Short task:
Render the material again word for word, skipping the pictures in it.

Supplied records:
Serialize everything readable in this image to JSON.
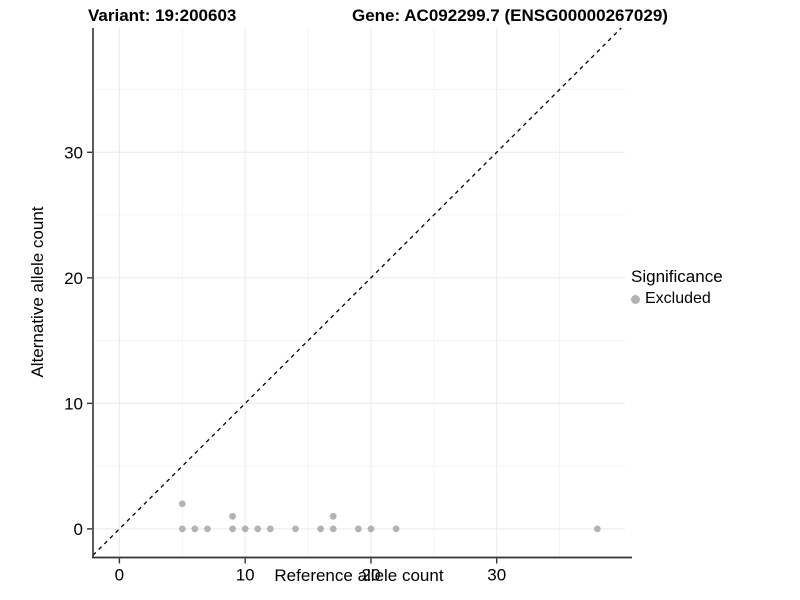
{
  "chart_data": {
    "type": "scatter",
    "titles": {
      "variant": "Variant: 19:200603",
      "gene": "Gene: AC092299.7 (ENSG00000267029)"
    },
    "xlabel": "Reference allele count",
    "ylabel": "Alternative allele count",
    "xlim": [
      -2.1,
      40.2
    ],
    "ylim": [
      -2.2,
      39.9
    ],
    "x_ticks": [
      0,
      10,
      20,
      30
    ],
    "y_ticks": [
      0,
      10,
      20,
      30
    ],
    "x_minor_gridlines": [
      5,
      15,
      25,
      35
    ],
    "y_minor_gridlines": [
      5,
      15,
      25,
      35
    ],
    "grid": "major and minor, light gray on white",
    "identity_line": {
      "from": [
        -2.1,
        -2.1
      ],
      "to": [
        39.9,
        39.9
      ],
      "style": "dashed",
      "color": "#000000"
    },
    "legend": {
      "title": "Significance",
      "position": "right",
      "items": [
        {
          "label": "Excluded",
          "color": "#b3b3b3"
        }
      ]
    },
    "series": [
      {
        "name": "Excluded",
        "color": "#b3b3b3",
        "marker": "circle",
        "points": [
          [
            5,
            0
          ],
          [
            5,
            2
          ],
          [
            6,
            0
          ],
          [
            7,
            0
          ],
          [
            9,
            0
          ],
          [
            9,
            1
          ],
          [
            10,
            0
          ],
          [
            11,
            0
          ],
          [
            12,
            0
          ],
          [
            14,
            0
          ],
          [
            16,
            0
          ],
          [
            17,
            0
          ],
          [
            17,
            1
          ],
          [
            19,
            0
          ],
          [
            20,
            0
          ],
          [
            22,
            0
          ],
          [
            38,
            0
          ]
        ]
      }
    ],
    "colors": {
      "background": "#ffffff",
      "grid_major": "#e9e9e9",
      "grid_minor": "#f4f4f4",
      "axis_line": "#333333",
      "text": "#000000"
    }
  }
}
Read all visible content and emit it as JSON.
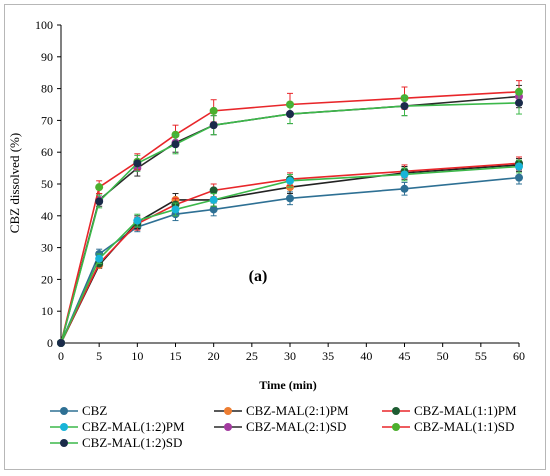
{
  "chart_data": {
    "type": "line",
    "title": "",
    "annotation": "(a)",
    "xlabel": "Time (min)",
    "ylabel": "CBZ dissolved (%)",
    "xlim": [
      0,
      60
    ],
    "ylim": [
      0,
      100
    ],
    "xticks": [
      0,
      5,
      10,
      15,
      20,
      25,
      30,
      35,
      40,
      45,
      50,
      55,
      60
    ],
    "yticks": [
      0,
      10,
      20,
      30,
      40,
      50,
      60,
      70,
      80,
      90,
      100
    ],
    "grid": false,
    "legend_position": "bottom",
    "x": [
      0,
      5,
      10,
      15,
      20,
      30,
      45,
      60
    ],
    "series": [
      {
        "name": "CBZ",
        "color": "#2e7094",
        "values": [
          0,
          28,
          36.5,
          40.5,
          42,
          45.5,
          48.5,
          52
        ],
        "errors": [
          0,
          1.5,
          1.5,
          2,
          2,
          2,
          2,
          2
        ]
      },
      {
        "name": "CBZ-MAL(2:1)PM",
        "color": "#ed7d31",
        "values": [
          0,
          24.5,
          38,
          45,
          45,
          49,
          53.5,
          56
        ],
        "errors": [
          0,
          1,
          2,
          2,
          2,
          2,
          2,
          2
        ]
      },
      {
        "name": "CBZ-MAL(1:1)PM",
        "color": "#1e5c32",
        "values": [
          0,
          25,
          37.5,
          43.5,
          48,
          51.5,
          54,
          56.5
        ],
        "errors": [
          0,
          1,
          2,
          2,
          2,
          2,
          2,
          2
        ]
      },
      {
        "name": "CBZ-MAL(1:2)PM",
        "color": "#18b4d8",
        "values": [
          0,
          26.5,
          38.5,
          42,
          45,
          51,
          53,
          55.5
        ],
        "errors": [
          0,
          1.5,
          2,
          2,
          2,
          2,
          2,
          2
        ]
      },
      {
        "name": "CBZ-MAL(2:1)SD",
        "color": "#a33ba0",
        "values": [
          0,
          45,
          55,
          63,
          68.5,
          72,
          74.5,
          77.5
        ],
        "errors": [
          0,
          2,
          2.5,
          3,
          3,
          3,
          3,
          3.5
        ]
      },
      {
        "name": "CBZ-MAL(1:1)SD",
        "color": "#4caf2e",
        "values": [
          0,
          49,
          57,
          65.5,
          73,
          75,
          77,
          79
        ],
        "errors": [
          0,
          2,
          2.5,
          3,
          3.5,
          3.5,
          3.5,
          3.5
        ]
      },
      {
        "name": "CBZ-MAL(1:2)SD",
        "color": "#1a2b4a",
        "values": [
          0,
          44.5,
          56.5,
          62.5,
          68.5,
          72,
          74.5,
          75.5
        ],
        "errors": [
          0,
          2,
          2.5,
          3,
          3,
          3,
          3,
          3.5
        ]
      }
    ],
    "line_colors": {
      "CBZ": "#2e7094",
      "CBZ-MAL(2:1)PM": "#222222",
      "CBZ-MAL(1:1)PM": "#e8262a",
      "CBZ-MAL(1:2)PM": "#3cb84a",
      "CBZ-MAL(2:1)SD": "#2a2a2a",
      "CBZ-MAL(1:1)SD": "#e8262a",
      "CBZ-MAL(1:2)SD": "#3cb84a"
    }
  }
}
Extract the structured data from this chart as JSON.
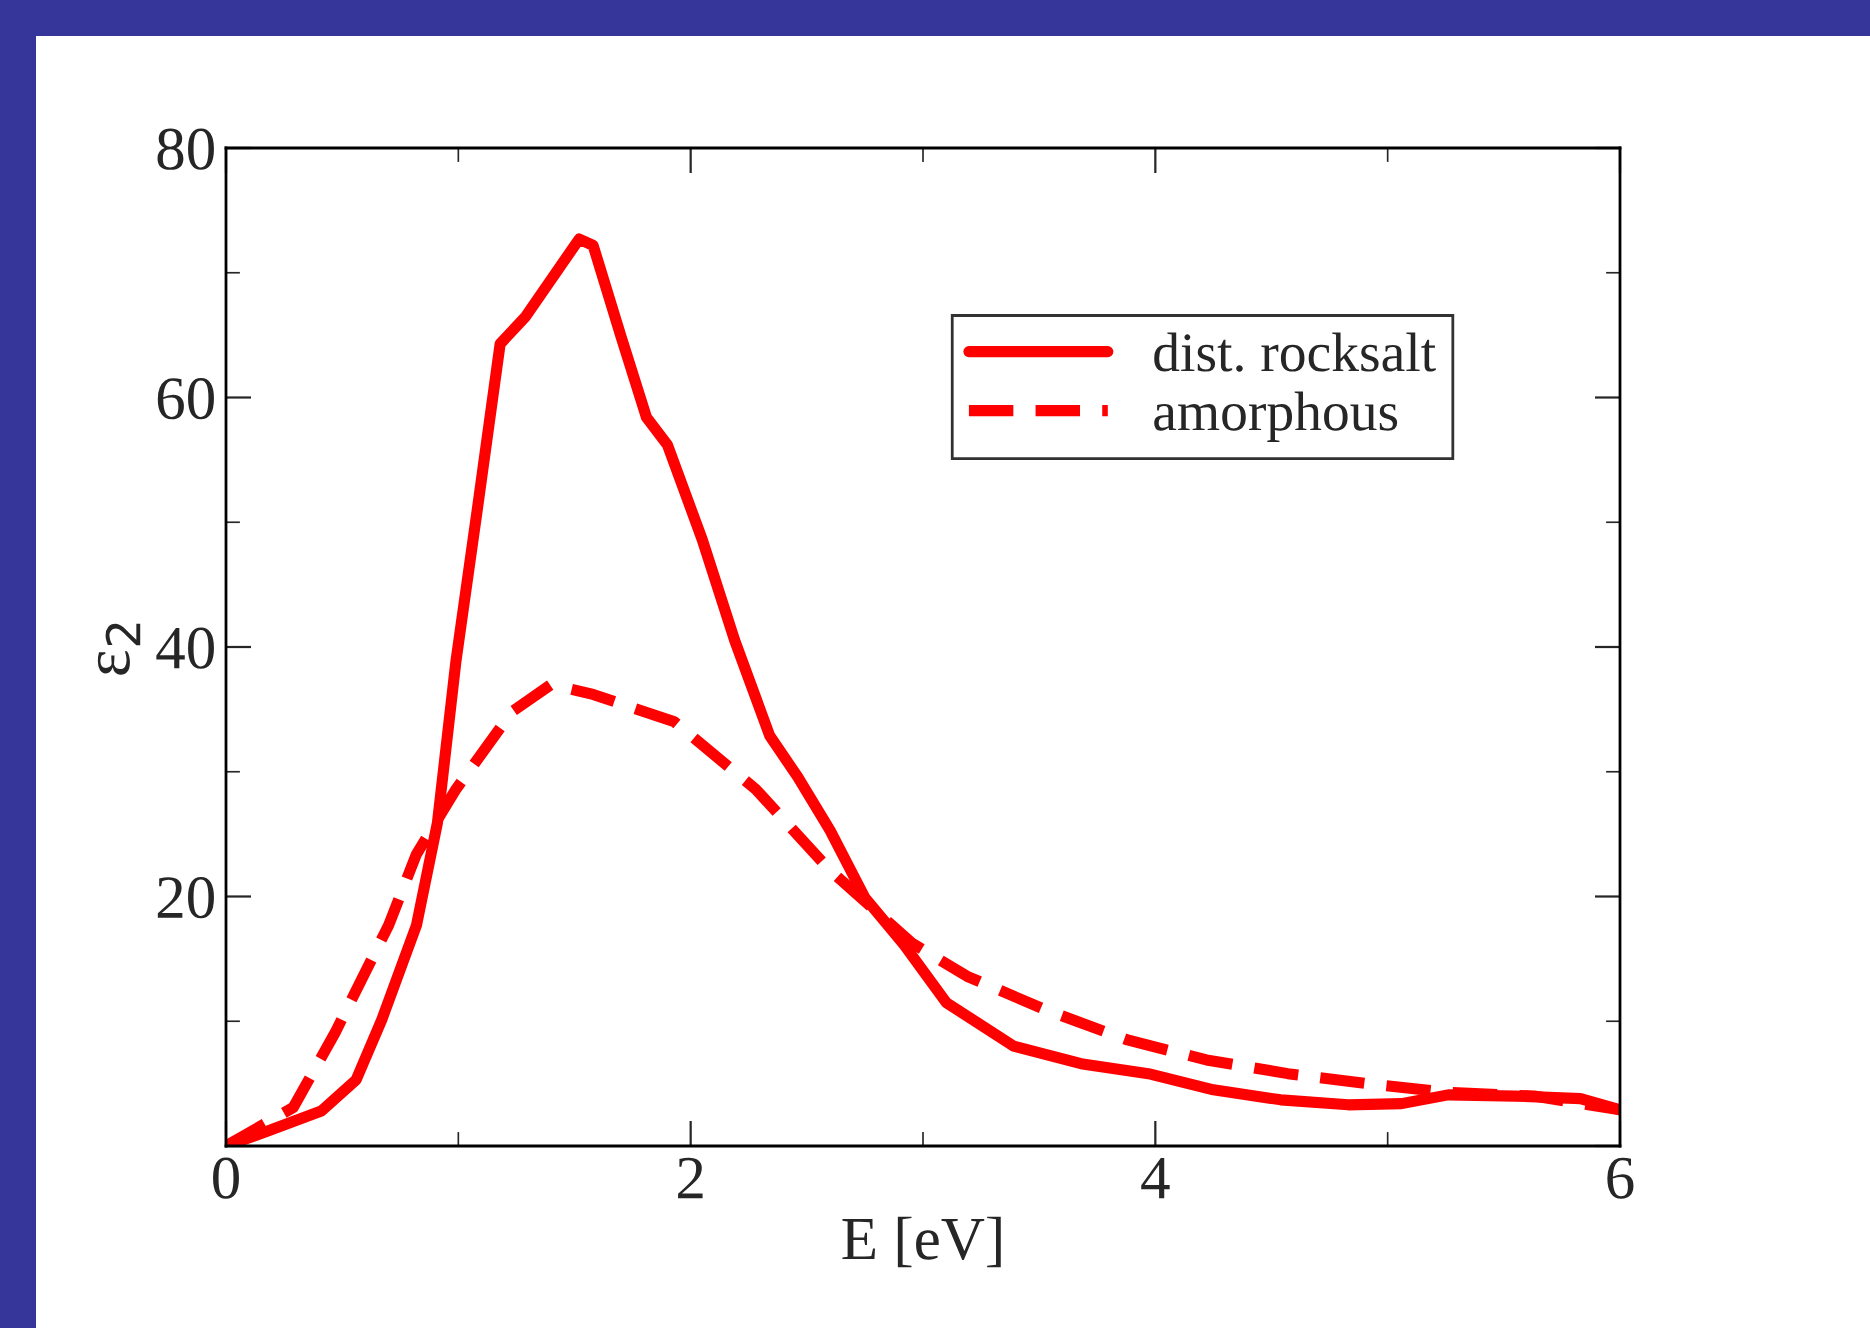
{
  "chart_data": {
    "type": "line",
    "xlabel": "E [eV]",
    "ylabel": "ε$_{2}$",
    "xlim": [
      0,
      6
    ],
    "xticks": [
      0,
      2,
      4,
      6
    ],
    "ylim": [
      0,
      80
    ],
    "yticks": [
      {
        "value": 0,
        "label": null
      },
      20,
      40,
      60,
      80
    ],
    "grid": false,
    "legend": "top right",
    "marker": "none",
    "series": [
      {
        "name": "dist. rocksalt",
        "color": "#ff0000",
        "line_style": "solid",
        "x": [
          0,
          0.18,
          0.41,
          0.56,
          0.67,
          0.82,
          0.91,
          0.99,
          1.08,
          1.18,
          1.29,
          1.52,
          1.58,
          1.7,
          1.81,
          1.9,
          2.05,
          2.19,
          2.34,
          2.46,
          2.6,
          2.75,
          2.92,
          3.1,
          3.39,
          3.68,
          3.97,
          4.25,
          4.54,
          4.83,
          5.06,
          5.26,
          5.55,
          5.83,
          6.0
        ],
        "values": [
          0,
          1.2,
          2.8,
          5.3,
          10.1,
          17.7,
          25.9,
          38.9,
          50.8,
          64.3,
          66.5,
          72.7,
          72.2,
          64.9,
          58.4,
          56.2,
          48.6,
          40.5,
          32.9,
          29.6,
          25.3,
          19.9,
          16.1,
          11.5,
          8.0,
          6.6,
          5.8,
          4.5,
          3.7,
          3.3,
          3.4,
          4.1,
          4.0,
          3.8,
          2.9
        ]
      },
      {
        "name": "amorphous",
        "color": "#ff0000",
        "line_style": "dashed",
        "x": [
          0,
          0.29,
          0.47,
          0.7,
          0.82,
          0.99,
          1.23,
          1.4,
          1.58,
          1.93,
          2.28,
          2.6,
          2.95,
          3.19,
          3.53,
          3.88,
          4.22,
          4.57,
          4.91,
          5.26,
          5.63,
          6.0
        ],
        "values": [
          0,
          3.1,
          9.1,
          17.7,
          23.4,
          28.6,
          34.8,
          37.0,
          36.2,
          34.0,
          28.6,
          22.1,
          16.3,
          13.6,
          10.9,
          8.5,
          6.9,
          5.8,
          5.0,
          4.3,
          4.0,
          2.9
        ]
      }
    ]
  }
}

In response:
Serialize everything readable in this image to JSON.
{
  "chart_data": {
    "type": "scatter",
    "titles": {
      "variant": "Variant: 19:200603",
      "gene": "Gene: AC092299.7 (ENSG00000267029)"
    },
    "xlabel": "Reference allele count",
    "ylabel": "Alternative allele count",
    "xlim": [
      -2.1,
      40.2
    ],
    "ylim": [
      -2.2,
      39.9
    ],
    "x_ticks": [
      0,
      10,
      20,
      30
    ],
    "y_ticks": [
      0,
      10,
      20,
      30
    ],
    "x_minor_gridlines": [
      5,
      15,
      25,
      35
    ],
    "y_minor_gridlines": [
      5,
      15,
      25,
      35
    ],
    "grid": "major and minor, light gray on white",
    "identity_line": {
      "from": [
        -2.1,
        -2.1
      ],
      "to": [
        39.9,
        39.9
      ],
      "style": "dashed",
      "color": "#000000"
    },
    "legend": {
      "title": "Significance",
      "position": "right",
      "items": [
        {
          "label": "Excluded",
          "color": "#b3b3b3"
        }
      ]
    },
    "series": [
      {
        "name": "Excluded",
        "color": "#b3b3b3",
        "marker": "circle",
        "points": [
          [
            5,
            0
          ],
          [
            5,
            2
          ],
          [
            6,
            0
          ],
          [
            7,
            0
          ],
          [
            9,
            0
          ],
          [
            9,
            1
          ],
          [
            10,
            0
          ],
          [
            11,
            0
          ],
          [
            12,
            0
          ],
          [
            14,
            0
          ],
          [
            16,
            0
          ],
          [
            17,
            0
          ],
          [
            17,
            1
          ],
          [
            19,
            0
          ],
          [
            20,
            0
          ],
          [
            22,
            0
          ],
          [
            38,
            0
          ]
        ]
      }
    ],
    "colors": {
      "background": "#ffffff",
      "grid_major": "#e9e9e9",
      "grid_minor": "#f4f4f4",
      "axis_line": "#333333",
      "text": "#000000"
    }
  }
}
Read all visible content and emit it as JSON.
{
  "chart_data": {
    "type": "line",
    "title": "",
    "annotation": "(a)",
    "xlabel": "Time (min)",
    "ylabel": "CBZ dissolved (%)",
    "xlim": [
      0,
      60
    ],
    "ylim": [
      0,
      100
    ],
    "xticks": [
      0,
      5,
      10,
      15,
      20,
      25,
      30,
      35,
      40,
      45,
      50,
      55,
      60
    ],
    "yticks": [
      0,
      10,
      20,
      30,
      40,
      50,
      60,
      70,
      80,
      90,
      100
    ],
    "grid": false,
    "legend_position": "bottom",
    "x": [
      0,
      5,
      10,
      15,
      20,
      30,
      45,
      60
    ],
    "series": [
      {
        "name": "CBZ",
        "color": "#2e7094",
        "values": [
          0,
          28,
          36.5,
          40.5,
          42,
          45.5,
          48.5,
          52
        ],
        "errors": [
          0,
          1.5,
          1.5,
          2,
          2,
          2,
          2,
          2
        ]
      },
      {
        "name": "CBZ-MAL(2:1)PM",
        "color": "#ed7d31",
        "values": [
          0,
          24.5,
          38,
          45,
          45,
          49,
          53.5,
          56
        ],
        "errors": [
          0,
          1,
          2,
          2,
          2,
          2,
          2,
          2
        ]
      },
      {
        "name": "CBZ-MAL(1:1)PM",
        "color": "#1e5c32",
        "values": [
          0,
          25,
          37.5,
          43.5,
          48,
          51.5,
          54,
          56.5
        ],
        "errors": [
          0,
          1,
          2,
          2,
          2,
          2,
          2,
          2
        ]
      },
      {
        "name": "CBZ-MAL(1:2)PM",
        "color": "#18b4d8",
        "values": [
          0,
          26.5,
          38.5,
          42,
          45,
          51,
          53,
          55.5
        ],
        "errors": [
          0,
          1.5,
          2,
          2,
          2,
          2,
          2,
          2
        ]
      },
      {
        "name": "CBZ-MAL(2:1)SD",
        "color": "#a33ba0",
        "values": [
          0,
          45,
          55,
          63,
          68.5,
          72,
          74.5,
          77.5
        ],
        "errors": [
          0,
          2,
          2.5,
          3,
          3,
          3,
          3,
          3.5
        ]
      },
      {
        "name": "CBZ-MAL(1:1)SD",
        "color": "#4caf2e",
        "values": [
          0,
          49,
          57,
          65.5,
          73,
          75,
          77,
          79
        ],
        "errors": [
          0,
          2,
          2.5,
          3,
          3.5,
          3.5,
          3.5,
          3.5
        ]
      },
      {
        "name": "CBZ-MAL(1:2)SD",
        "color": "#1a2b4a",
        "values": [
          0,
          44.5,
          56.5,
          62.5,
          68.5,
          72,
          74.5,
          75.5
        ],
        "errors": [
          0,
          2,
          2.5,
          3,
          3,
          3,
          3,
          3.5
        ]
      }
    ],
    "line_colors": {
      "CBZ": "#2e7094",
      "CBZ-MAL(2:1)PM": "#222222",
      "CBZ-MAL(1:1)PM": "#e8262a",
      "CBZ-MAL(1:2)PM": "#3cb84a",
      "CBZ-MAL(2:1)SD": "#2a2a2a",
      "CBZ-MAL(1:1)SD": "#e8262a",
      "CBZ-MAL(1:2)SD": "#3cb84a"
    }
  }
}
Extract the structured data from this chart as JSON.
{
  "chart_data": {
    "type": "line",
    "xlabel": "E [eV]",
    "ylabel": "ε$_{2}$",
    "xlim": [
      0,
      6
    ],
    "xticks": [
      0,
      2,
      4,
      6
    ],
    "ylim": [
      0,
      80
    ],
    "yticks": [
      {
        "value": 0,
        "label": null
      },
      20,
      40,
      60,
      80
    ],
    "grid": false,
    "legend": "top right",
    "marker": "none",
    "series": [
      {
        "name": "dist. rocksalt",
        "color": "#ff0000",
        "line_style": "solid",
        "x": [
          0,
          0.18,
          0.41,
          0.56,
          0.67,
          0.82,
          0.91,
          0.99,
          1.08,
          1.18,
          1.29,
          1.52,
          1.58,
          1.7,
          1.81,
          1.9,
          2.05,
          2.19,
          2.34,
          2.46,
          2.6,
          2.75,
          2.92,
          3.1,
          3.39,
          3.68,
          3.97,
          4.25,
          4.54,
          4.83,
          5.06,
          5.26,
          5.55,
          5.83,
          6.0
        ],
        "values": [
          0,
          1.2,
          2.8,
          5.3,
          10.1,
          17.7,
          25.9,
          38.9,
          50.8,
          64.3,
          66.5,
          72.7,
          72.2,
          64.9,
          58.4,
          56.2,
          48.6,
          40.5,
          32.9,
          29.6,
          25.3,
          19.9,
          16.1,
          11.5,
          8.0,
          6.6,
          5.8,
          4.5,
          3.7,
          3.3,
          3.4,
          4.1,
          4.0,
          3.8,
          2.9
        ]
      },
      {
        "name": "amorphous",
        "color": "#ff0000",
        "line_style": "dashed",
        "x": [
          0,
          0.29,
          0.47,
          0.7,
          0.82,
          0.99,
          1.23,
          1.4,
          1.58,
          1.93,
          2.28,
          2.6,
          2.95,
          3.19,
          3.53,
          3.88,
          4.22,
          4.57,
          4.91,
          5.26,
          5.63,
          6.0
        ],
        "values": [
          0,
          3.1,
          9.1,
          17.7,
          23.4,
          28.6,
          34.8,
          37.0,
          36.2,
          34.0,
          28.6,
          22.1,
          16.3,
          13.6,
          10.9,
          8.5,
          6.9,
          5.8,
          5.0,
          4.3,
          4.0,
          2.9
        ]
      }
    ]
  }
}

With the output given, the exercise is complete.